Goal of the exercise: Write the records below out in full, character for character, with no pictures.

begin

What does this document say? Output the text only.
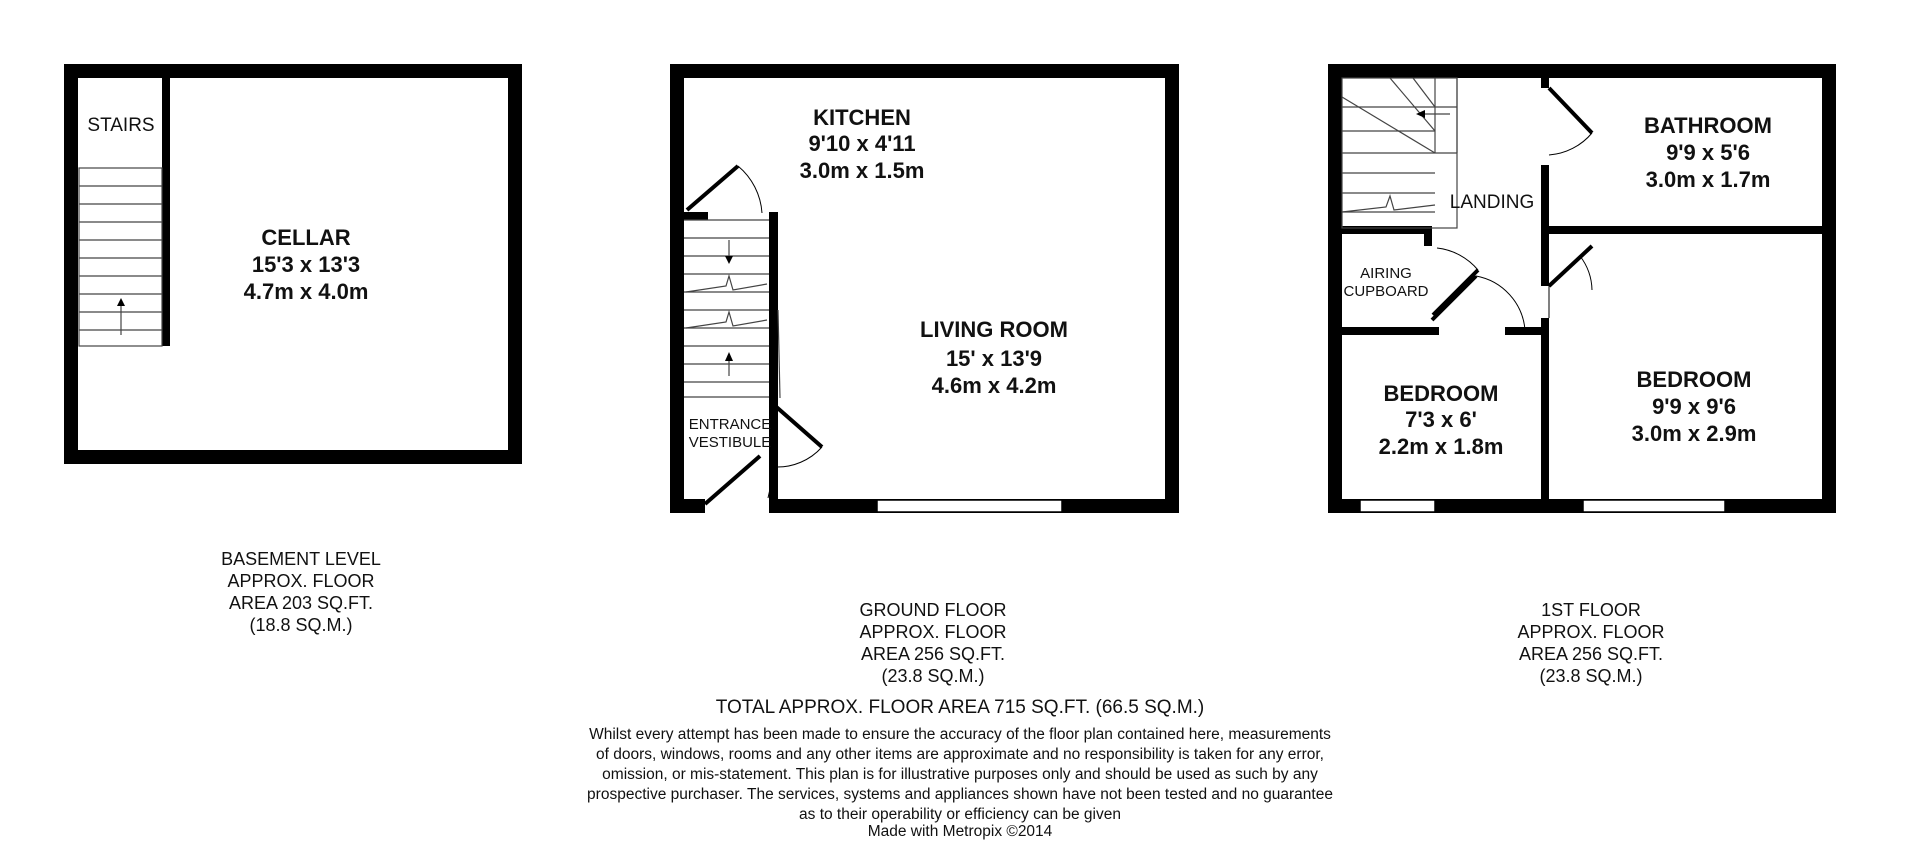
STAIRS
CELLAR
15'3 x 13'3
4.7m x 4.0m
KITCHEN
9'10 x 4'11
3.0m x 1.5m
LIVING ROOM
15' x 13'9
4.6m x 4.2m
ENTRANCE
VESTIBULE
BATHROOM
9'9 x 5'6
3.0m x 1.7m
LANDING
AIRING
CUPBOARD
BEDROOM
7'3 x 6'
2.2m x 1.8m
BEDROOM
9'9 x 9'6
3.0m x 2.9m
BASEMENT LEVEL
APPROX. FLOOR
AREA 203 SQ.FT.
(18.8 SQ.M.)
GROUND FLOOR
APPROX. FLOOR
AREA 256 SQ.FT.
(23.8 SQ.M.)
1ST FLOOR
APPROX. FLOOR
AREA 256 SQ.FT.
(23.8 SQ.M.)
TOTAL APPROX. FLOOR AREA 715 SQ.FT. (66.5 SQ.M.)
Whilst every attempt has been made to ensure the accuracy of the floor plan contained here, measurements
of doors, windows, rooms and any other items are approximate and no responsibility is taken for any error,
omission, or mis-statement. This plan is for illustrative purposes only and should be used as such by any
prospective purchaser. The services, systems and appliances shown have not been tested and no guarantee
as to their operability or efficiency can be given
Made with Metropix ©2014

end

Solved exercise:
What does this document say? Output the text only.
STAIRS
CELLAR
15'3 x 13'3
4.7m x 4.0m
KITCHEN
9'10 x 4'11
3.0m x 1.5m
LIVING ROOM
15' x 13'9
4.6m x 4.2m
ENTRANCE
VESTIBULE
BATHROOM
9'9 x 5'6
3.0m x 1.7m
LANDING
AIRING
CUPBOARD
BEDROOM
7'3 x 6'
2.2m x 1.8m
BEDROOM
9'9 x 9'6
3.0m x 2.9m
BASEMENT LEVEL
APPROX. FLOOR
AREA 203 SQ.FT.
(18.8 SQ.M.)
GROUND FLOOR
APPROX. FLOOR
AREA 256 SQ.FT.
(23.8 SQ.M.)
1ST FLOOR
APPROX. FLOOR
AREA 256 SQ.FT.
(23.8 SQ.M.)
TOTAL APPROX. FLOOR AREA 715 SQ.FT. (66.5 SQ.M.)
Whilst every attempt has been made to ensure the accuracy of the floor plan contained here, measurements
of doors, windows, rooms and any other items are approximate and no responsibility is taken for any error,
omission, or mis-statement. This plan is for illustrative purposes only and should be used as such by any
prospective purchaser. The services, systems and appliances shown have not been tested and no guarantee
as to their operability or efficiency can be given
Made with Metropix ©2014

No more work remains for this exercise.